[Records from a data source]
____________
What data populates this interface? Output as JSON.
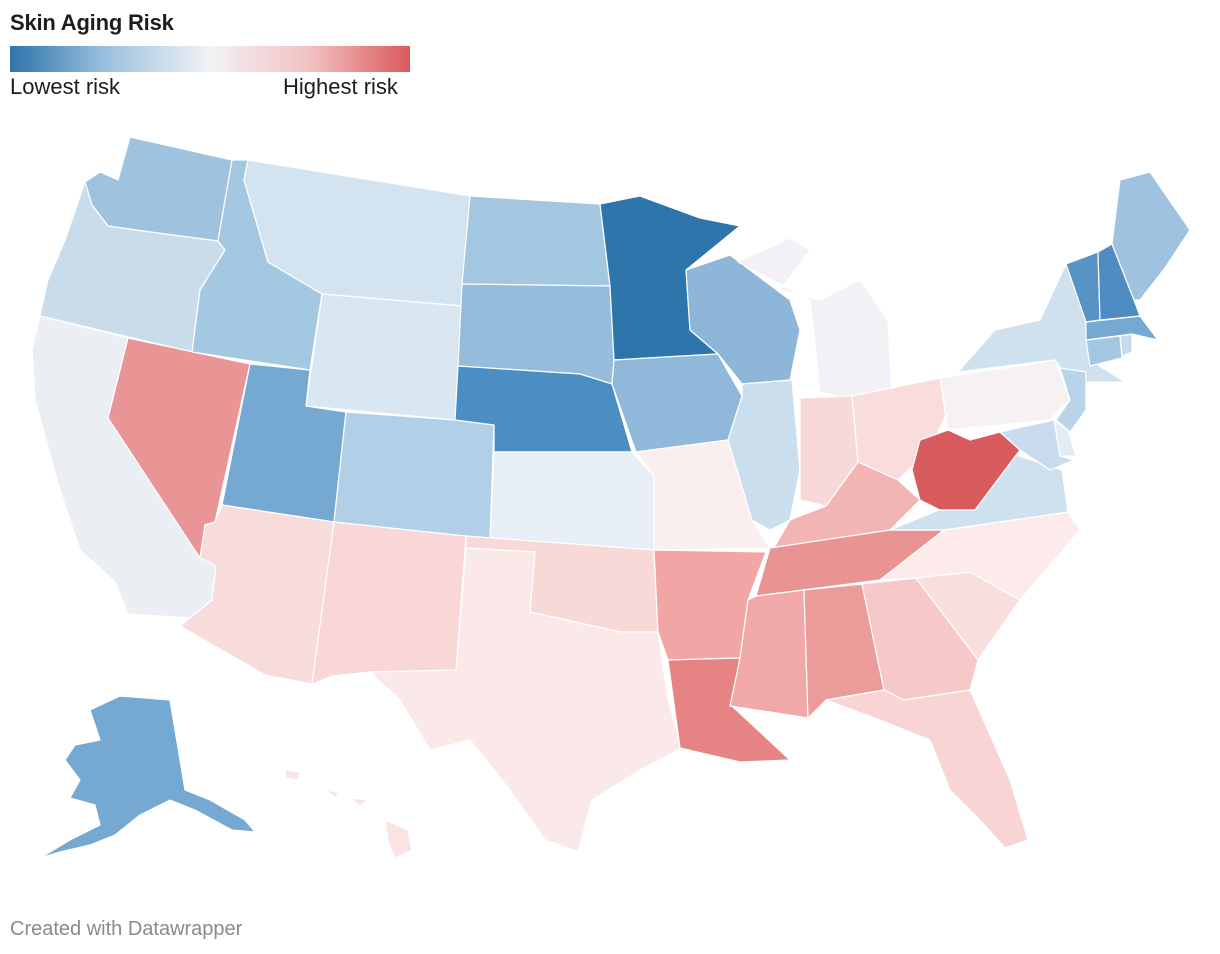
{
  "title": "Skin Aging Risk",
  "legend": {
    "low_label": "Lowest risk",
    "high_label": "Highest risk",
    "colors": [
      "#2e75ab",
      "#9fc3df",
      "#f2f2f5",
      "#f3c1c1",
      "#d9595b"
    ]
  },
  "credit": "Created with Datawrapper",
  "states": {
    "WA": {
      "name": "Washington",
      "color": "#9fc3df"
    },
    "OR": {
      "name": "Oregon",
      "color": "#c8dcec"
    },
    "CA": {
      "name": "California",
      "color": "#ebeff4"
    },
    "NV": {
      "name": "Nevada",
      "color": "#e99596"
    },
    "ID": {
      "name": "Idaho",
      "color": "#a5c8e2"
    },
    "MT": {
      "name": "Montana",
      "color": "#d3e4f0"
    },
    "WY": {
      "name": "Wyoming",
      "color": "#d9e7f2"
    },
    "UT": {
      "name": "Utah",
      "color": "#76a9d2"
    },
    "AZ": {
      "name": "Arizona",
      "color": "#f8dcdc"
    },
    "CO": {
      "name": "Colorado",
      "color": "#b1cfe6"
    },
    "NM": {
      "name": "New Mexico",
      "color": "#f8d7d6"
    },
    "ND": {
      "name": "North Dakota",
      "color": "#a3c6e1"
    },
    "SD": {
      "name": "South Dakota",
      "color": "#95bcdc"
    },
    "NE": {
      "name": "Nebraska",
      "color": "#4b8ec3"
    },
    "KS": {
      "name": "Kansas",
      "color": "#e7eef6"
    },
    "OK": {
      "name": "Oklahoma",
      "color": "#f8d9d8"
    },
    "TX": {
      "name": "Texas",
      "color": "#fbe9e9"
    },
    "MN": {
      "name": "Minnesota",
      "color": "#2e75ab"
    },
    "IA": {
      "name": "Iowa",
      "color": "#8fb8da"
    },
    "MO": {
      "name": "Missouri",
      "color": "#fbeeee"
    },
    "AR": {
      "name": "Arkansas",
      "color": "#f1a5a5"
    },
    "LA": {
      "name": "Louisiana",
      "color": "#e68384"
    },
    "WI": {
      "name": "Wisconsin",
      "color": "#8db6d9"
    },
    "IL": {
      "name": "Illinois",
      "color": "#cadeee"
    },
    "MI": {
      "name": "Michigan",
      "color": "#f3f1f5"
    },
    "IN": {
      "name": "Indiana",
      "color": "#f8d9d9"
    },
    "OH": {
      "name": "Ohio",
      "color": "#f9dcdc"
    },
    "KY": {
      "name": "Kentucky",
      "color": "#f3b4b4"
    },
    "TN": {
      "name": "Tennessee",
      "color": "#e99393"
    },
    "MS": {
      "name": "Mississippi",
      "color": "#f0a8a8"
    },
    "AL": {
      "name": "Alabama",
      "color": "#ec9b9b"
    },
    "GA": {
      "name": "Georgia",
      "color": "#f6c8c8"
    },
    "FL": {
      "name": "Florida",
      "color": "#f9d4d4"
    },
    "SC": {
      "name": "South Carolina",
      "color": "#f9dede"
    },
    "NC": {
      "name": "North Carolina",
      "color": "#fcebea"
    },
    "VA": {
      "name": "Virginia",
      "color": "#cee1ef"
    },
    "WV": {
      "name": "West Virginia",
      "color": "#d85b5d"
    },
    "PA": {
      "name": "Pennsylvania",
      "color": "#f6f2f4"
    },
    "NY": {
      "name": "New York",
      "color": "#cfe1ef"
    },
    "VT": {
      "name": "Vermont",
      "color": "#5893c5"
    },
    "NH": {
      "name": "New Hampshire",
      "color": "#4f8cc1"
    },
    "ME": {
      "name": "Maine",
      "color": "#9ec2df"
    },
    "MA": {
      "name": "Massachusetts",
      "color": "#76a9d2"
    },
    "CT": {
      "name": "Connecticut",
      "color": "#a4c7e2"
    },
    "RI": {
      "name": "Rhode Island",
      "color": "#c6dbec"
    },
    "NJ": {
      "name": "New Jersey",
      "color": "#b9d4ea"
    },
    "MD": {
      "name": "Maryland",
      "color": "#c8dcee"
    },
    "DE": {
      "name": "Delaware",
      "color": "#e2ecf5"
    },
    "AK": {
      "name": "Alaska",
      "color": "#76a9d2"
    },
    "HI": {
      "name": "Hawaii",
      "color": "#fae3e3"
    }
  }
}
____________
Problem =>
Where a line above contains the string "Carolina", copy that line.

Correct answer =>
      "name": "South Carolina",
      "name": "North Carolina",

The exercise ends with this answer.